▸ **Exercise prompt**:
Find the lines below that contain the string "Efecto". Copy each one.

** Start of Materials provided **

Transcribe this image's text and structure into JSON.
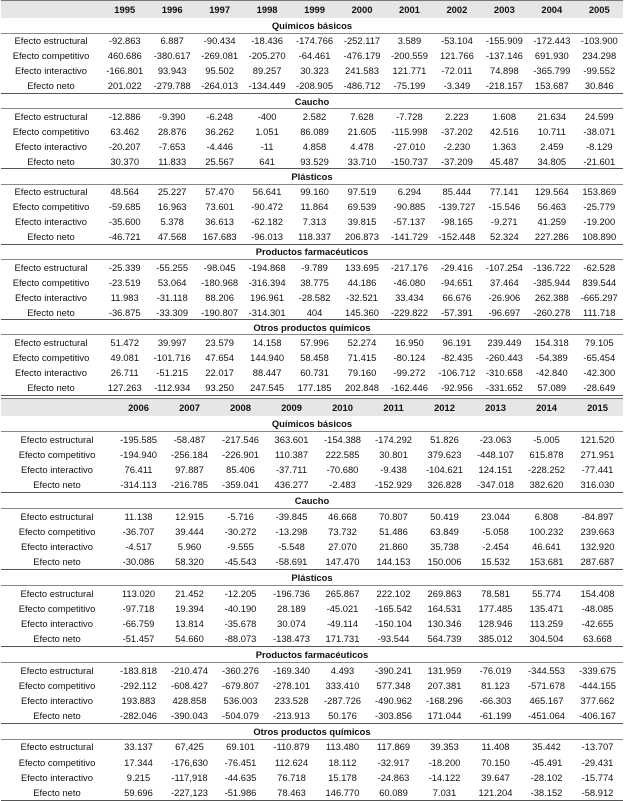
{
  "row_labels": [
    "Efecto estructural",
    "Efecto competitivo",
    "Efecto interactivo",
    "Efecto neto"
  ],
  "tables": [
    {
      "years": [
        "1995",
        "1996",
        "1997",
        "1998",
        "1999",
        "2000",
        "2001",
        "2002",
        "2003",
        "2004",
        "2005"
      ],
      "sections": [
        {
          "title": "Químicos básicos",
          "rows": [
            [
              "-92.863",
              "6.887",
              "-90.434",
              "-18.436",
              "-174.766",
              "-252.117",
              "3.589",
              "-53.104",
              "-155.909",
              "-172.443",
              "-103.900"
            ],
            [
              "460.686",
              "-380.617",
              "-269.081",
              "-205.270",
              "-64.461",
              "-476.179",
              "-200.559",
              "121.766",
              "-137.146",
              "691.930",
              "234.298"
            ],
            [
              "-166.801",
              "93.943",
              "95.502",
              "89.257",
              "30.323",
              "241.583",
              "121.771",
              "-72.011",
              "74.898",
              "-365.799",
              "-99.552"
            ],
            [
              "201.022",
              "-279.788",
              "-264.013",
              "-134.449",
              "-208.905",
              "-486.712",
              "-75.199",
              "-3.349",
              "-218.157",
              "153.687",
              "30.846"
            ]
          ]
        },
        {
          "title": "Caucho",
          "rows": [
            [
              "-12.886",
              "-9.390",
              "-6.248",
              "-400",
              "2.582",
              "7.628",
              "-7.728",
              "2.223",
              "1.608",
              "21.634",
              "24.599"
            ],
            [
              "63.462",
              "28.876",
              "36.262",
              "1.051",
              "86.089",
              "21.605",
              "-115.998",
              "-37.202",
              "42.516",
              "10.711",
              "-38.071"
            ],
            [
              "-20.207",
              "-7.653",
              "-4.446",
              "-11",
              "4.858",
              "4.478",
              "-27.010",
              "-2.230",
              "1.363",
              "2.459",
              "-8.129"
            ],
            [
              "30.370",
              "11.833",
              "25.567",
              "641",
              "93.529",
              "33.710",
              "-150.737",
              "-37.209",
              "45.487",
              "34.805",
              "-21.601"
            ]
          ]
        },
        {
          "title": "Plásticos",
          "rows": [
            [
              "48.564",
              "25.227",
              "57.470",
              "56.641",
              "99.160",
              "97.519",
              "6.294",
              "85.444",
              "77.141",
              "129.564",
              "153.869"
            ],
            [
              "-59.685",
              "16.963",
              "73.601",
              "-90.472",
              "11.864",
              "69.539",
              "-90.885",
              "-139.727",
              "-15.546",
              "56.463",
              "-25.779"
            ],
            [
              "-35.600",
              "5.378",
              "36.613",
              "-62.182",
              "7.313",
              "39.815",
              "-57.137",
              "-98.165",
              "-9.271",
              "41.259",
              "-19.200"
            ],
            [
              "-46.721",
              "47.568",
              "167.683",
              "-96.013",
              "118.337",
              "206.873",
              "-141.729",
              "-152.448",
              "52.324",
              "227.286",
              "108.890"
            ]
          ]
        },
        {
          "title": "Productos farmacéuticos",
          "rows": [
            [
              "-25.339",
              "-55.255",
              "-98.045",
              "-194.868",
              "-9.789",
              "133.695",
              "-217.176",
              "-29.416",
              "-107.254",
              "-136.722",
              "-62.528"
            ],
            [
              "-23.519",
              "53.064",
              "-180.968",
              "-316.394",
              "38.775",
              "44.186",
              "-46.080",
              "-94.651",
              "37.464",
              "-385.944",
              "839.544"
            ],
            [
              "11.983",
              "-31.118",
              "88.206",
              "196.961",
              "-28.582",
              "-32.521",
              "33.434",
              "66.676",
              "-26.906",
              "262.388",
              "-665.297"
            ],
            [
              "-36.875",
              "-33.309",
              "-190.807",
              "-314.301",
              "404",
              "145.360",
              "-229.822",
              "-57.391",
              "-96.697",
              "-260.278",
              "111.718"
            ]
          ]
        },
        {
          "title": "Otros productos químicos",
          "rows": [
            [
              "51.472",
              "39.997",
              "23.579",
              "14.158",
              "57.996",
              "52.274",
              "16.950",
              "96.191",
              "239.449",
              "154.318",
              "79.105"
            ],
            [
              "49.081",
              "-101.716",
              "47.654",
              "144.940",
              "58.458",
              "71.415",
              "-80.124",
              "-82.435",
              "-260.443",
              "-54.389",
              "-65.454"
            ],
            [
              "26.711",
              "-51.215",
              "22.017",
              "88.447",
              "60.731",
              "79.160",
              "-99.272",
              "-106.712",
              "-310.658",
              "-42.840",
              "-42.300"
            ],
            [
              "127.263",
              "-112.934",
              "93.250",
              "247.545",
              "177.185",
              "202.848",
              "-162.446",
              "-92.956",
              "-331.652",
              "57.089",
              "-28.649"
            ]
          ]
        }
      ]
    },
    {
      "years": [
        "2006",
        "2007",
        "2008",
        "2009",
        "2010",
        "2011",
        "2012",
        "2013",
        "2014",
        "2015"
      ],
      "sections": [
        {
          "title": "Químicos básicos",
          "rows": [
            [
              "-195.585",
              "-58.487",
              "-217.546",
              "363.601",
              "-154.388",
              "-174.292",
              "51.826",
              "-23.063",
              "-5.005",
              "121.520"
            ],
            [
              "-194.940",
              "-256.184",
              "-226.901",
              "110.387",
              "222.585",
              "30.801",
              "379.623",
              "-448.107",
              "615.878",
              "271.951"
            ],
            [
              "76.411",
              "97.887",
              "85.406",
              "-37.711",
              "-70.680",
              "-9.438",
              "-104.621",
              "124.151",
              "-228.252",
              "-77.441"
            ],
            [
              "-314.113",
              "-216.785",
              "-359.041",
              "436.277",
              "-2.483",
              "-152.929",
              "326.828",
              "-347.018",
              "382.620",
              "316.030"
            ]
          ]
        },
        {
          "title": "Caucho",
          "rows": [
            [
              "11.138",
              "12.915",
              "-5.716",
              "-39.845",
              "46.668",
              "70.807",
              "50.419",
              "23.044",
              "6.808",
              "-84.897"
            ],
            [
              "-36.707",
              "39.444",
              "-30.272",
              "-13.298",
              "73.732",
              "51.486",
              "63.849",
              "-5.058",
              "100.232",
              "239.663"
            ],
            [
              "-4.517",
              "5.960",
              "-9.555",
              "-5.548",
              "27.070",
              "21.860",
              "35.738",
              "-2.454",
              "46.641",
              "132.920"
            ],
            [
              "-30.086",
              "58.320",
              "-45.543",
              "-58.691",
              "147.470",
              "144.153",
              "150.006",
              "15.532",
              "153.681",
              "287.687"
            ]
          ]
        },
        {
          "title": "Plásticos",
          "rows": [
            [
              "113.020",
              "21.452",
              "-12.205",
              "-196.736",
              "265.867",
              "222.102",
              "269.863",
              "78.581",
              "55.774",
              "154.408"
            ],
            [
              "-97.718",
              "19.394",
              "-40.190",
              "28.189",
              "-45.021",
              "-165.542",
              "164.531",
              "177.485",
              "135.471",
              "-48.085"
            ],
            [
              "-66.759",
              "13.814",
              "-35.678",
              "30.074",
              "-49.114",
              "-150.104",
              "130.346",
              "128.946",
              "113.259",
              "-42.655"
            ],
            [
              "-51.457",
              "54.660",
              "-88.073",
              "-138.473",
              "171.731",
              "-93.544",
              "564.739",
              "385.012",
              "304.504",
              "63.668"
            ]
          ]
        },
        {
          "title": "Productos farmacéuticos",
          "rows": [
            [
              "-183.818",
              "-210.474",
              "-360.276",
              "-169.340",
              "4.493",
              "-390.241",
              "131.959",
              "-76.019",
              "-344.553",
              "-339.675"
            ],
            [
              "-292.112",
              "-608.427",
              "-679.807",
              "-278.101",
              "333.410",
              "577.348",
              "207.381",
              "81.123",
              "-571.678",
              "-444.155"
            ],
            [
              "193.883",
              "428.858",
              "536.003",
              "233.528",
              "-287.726",
              "-490.962",
              "-168.296",
              "-66.303",
              "465.167",
              "377.662"
            ],
            [
              "-282.046",
              "-390.043",
              "-504.079",
              "-213.913",
              "50.176",
              "-303.856",
              "171.044",
              "-61.199",
              "-451.064",
              "-406.167"
            ]
          ]
        },
        {
          "title": "Otros productos químicos",
          "rows": [
            [
              "33.137",
              "67,425",
              "69.101",
              "-110.879",
              "113.480",
              "117.869",
              "39.353",
              "11.408",
              "35.442",
              "-13.707"
            ],
            [
              "17.344",
              "-176,630",
              "-76.451",
              "112.624",
              "18.112",
              "-32.917",
              "-18.200",
              "70.150",
              "-45.491",
              "-29.431"
            ],
            [
              "9.215",
              "-117,918",
              "-44.635",
              "76.718",
              "15.178",
              "-24.863",
              "-14.122",
              "39.647",
              "-28.102",
              "-15.774"
            ],
            [
              "59.696",
              "-227,123",
              "-51.986",
              "78.463",
              "146.770",
              "60.089",
              "7.031",
              "121.204",
              "-38.152",
              "-58.912"
            ]
          ]
        }
      ]
    }
  ]
}
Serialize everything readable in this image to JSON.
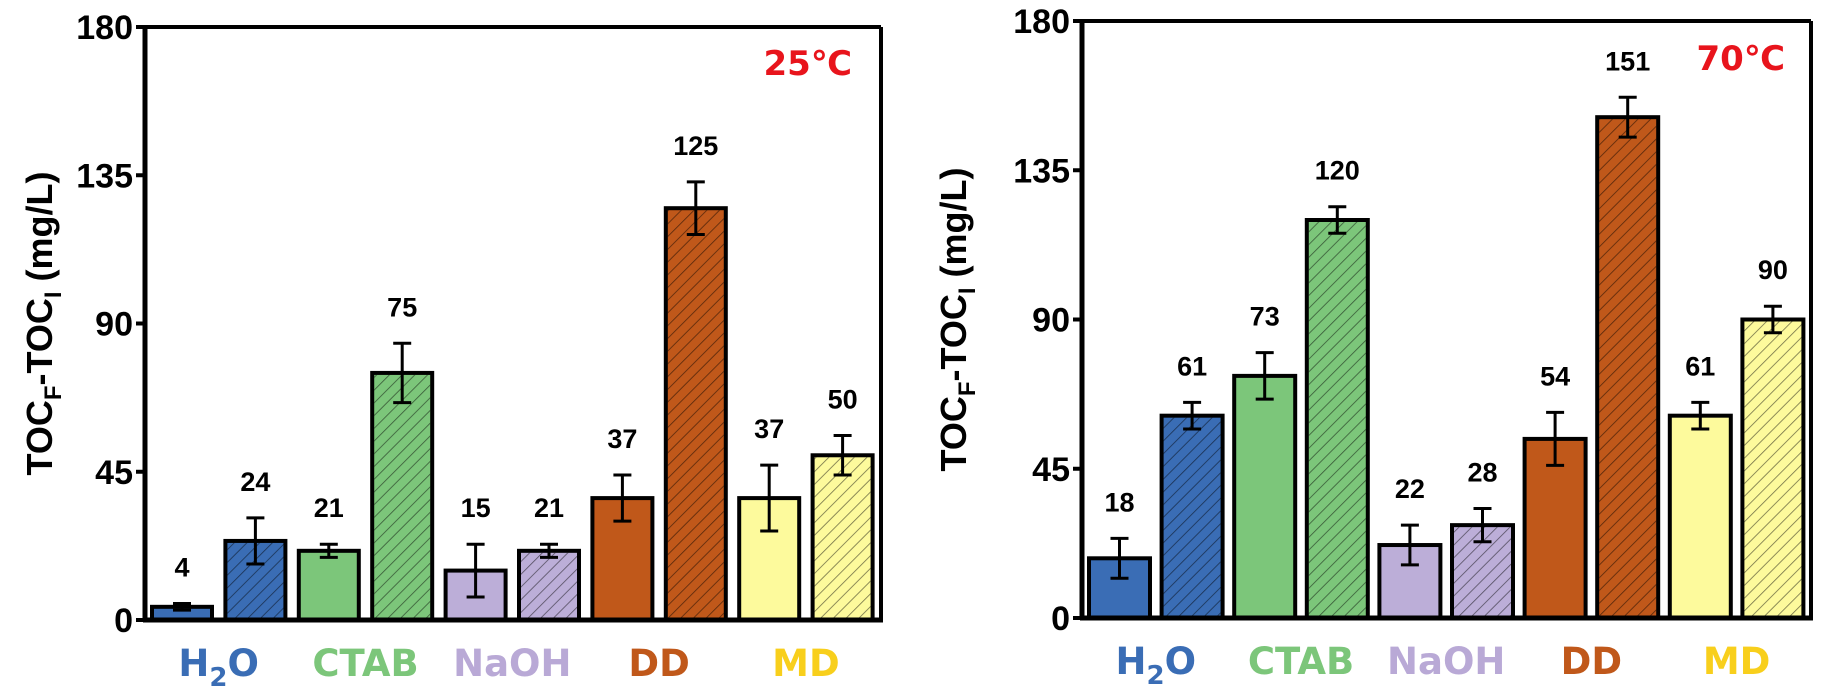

** End of Materials provided **

▸ **Solution to the problem**:
    "Efecto estructural",
    "Efecto competitivo",
    "Efecto interactivo",
    "Efecto neto"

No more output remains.